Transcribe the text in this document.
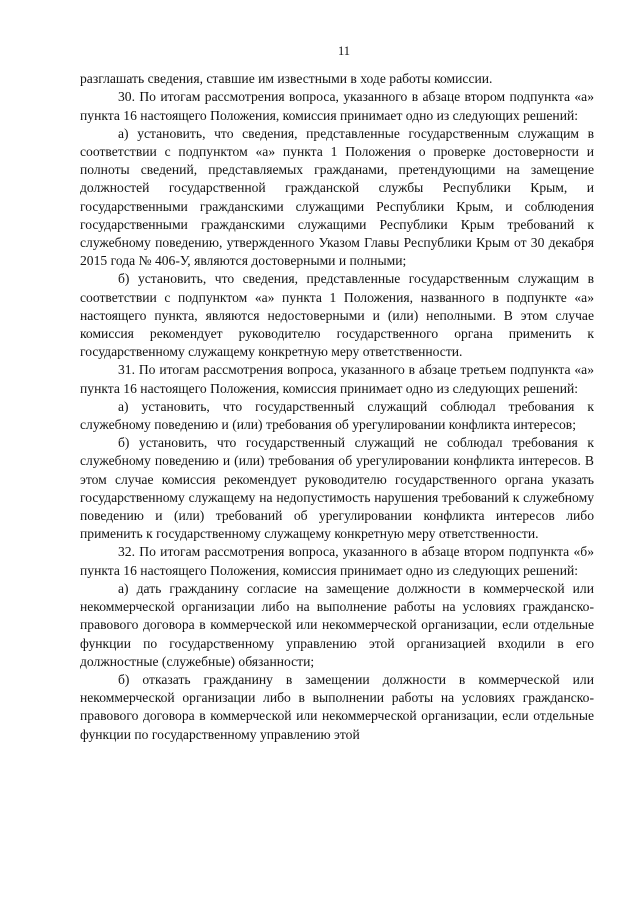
11

разглашать сведения, ставшие им известными в ходе работы комиссии.

30. По итогам рассмотрения вопроса, указанного в абзаце втором подпункта «а» пункта 16 настоящего Положения, комиссия принимает одно из следующих решений:

а) установить, что сведения, представленные государственным служащим в соответствии с подпунктом «а» пункта 1 Положения о проверке достоверности и полноты сведений, представляемых гражданами, претендующими на замещение должностей государственной гражданской службы Республики Крым, и государственными гражданскими служащими Республики Крым, и соблюдения государственными гражданскими служащими Республики Крым требований к служебному поведению, утвержденного Указом Главы Республики Крым от 30 декабря 2015 года № 406-У, являются достоверными и полными;

б) установить, что сведения, представленные государственным служащим в соответствии с подпунктом «а» пункта 1 Положения, названного в подпункте «а» настоящего пункта, являются недостоверными и (или) неполными. В этом случае комиссия рекомендует руководителю государственного органа применить к государственному служащему конкретную меру ответственности.

31. По итогам рассмотрения вопроса, указанного в абзаце третьем подпункта «а» пункта 16 настоящего Положения, комиссия принимает одно из следующих решений:

а) установить, что государственный служащий соблюдал требования к служебному поведению и (или) требования об урегулировании конфликта интересов;

б) установить, что государственный служащий не соблюдал требования к служебному поведению и (или) требования об урегулировании конфликта интересов. В этом случае комиссия рекомендует руководителю государственного органа указать государственному служащему на недопустимость нарушения требований к служебному поведению и (или) требований об урегулировании конфликта интересов либо применить к государственному служащему конкретную меру ответственности.

32. По итогам рассмотрения вопроса, указанного в абзаце втором подпункта «б» пункта 16 настоящего Положения, комиссия принимает одно из следующих решений:

а) дать гражданину согласие на замещение должности в коммерческой или некоммерческой организации либо на выполнение работы на условиях гражданско-правового договора в коммерческой или некоммерческой организации, если отдельные функции по государственному управлению этой организацией входили в его должностные (служебные) обязанности;

б) отказать гражданину в замещении должности в коммерческой или некоммерческой организации либо в выполнении работы на условиях гражданско-правового договора в коммерческой или некоммерческой организации, если отдельные функции по государственному управлению этой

========

— TASK INSTRUCTIONS —
From the material above, gather all lines that include the string "рекомендует" and copy them.

— RESPONSE TO THIS TASK —
б) установить, что сведения, представленные государственным служащим в соответствии с подпунктом «а» пункта 1 Положения, названного в подпункте «а» настоящего пункта, являются недостоверными и (или) неполными. В этом случае комиссия рекомендует руководителю государственного органа применить к государственному служащему конкретную меру ответственности.
б) установить, что государственный служащий не соблюдал требования к служебному поведению и (или) требования об урегулировании конфликта интересов. В этом случае комиссия рекомендует руководителю государственного органа указать государственному служащему на недопустимость нарушения требований к служебному поведению и (или) требований об урегулировании конфликта интересов либо применить к государственному служащему конкретную меру ответственности.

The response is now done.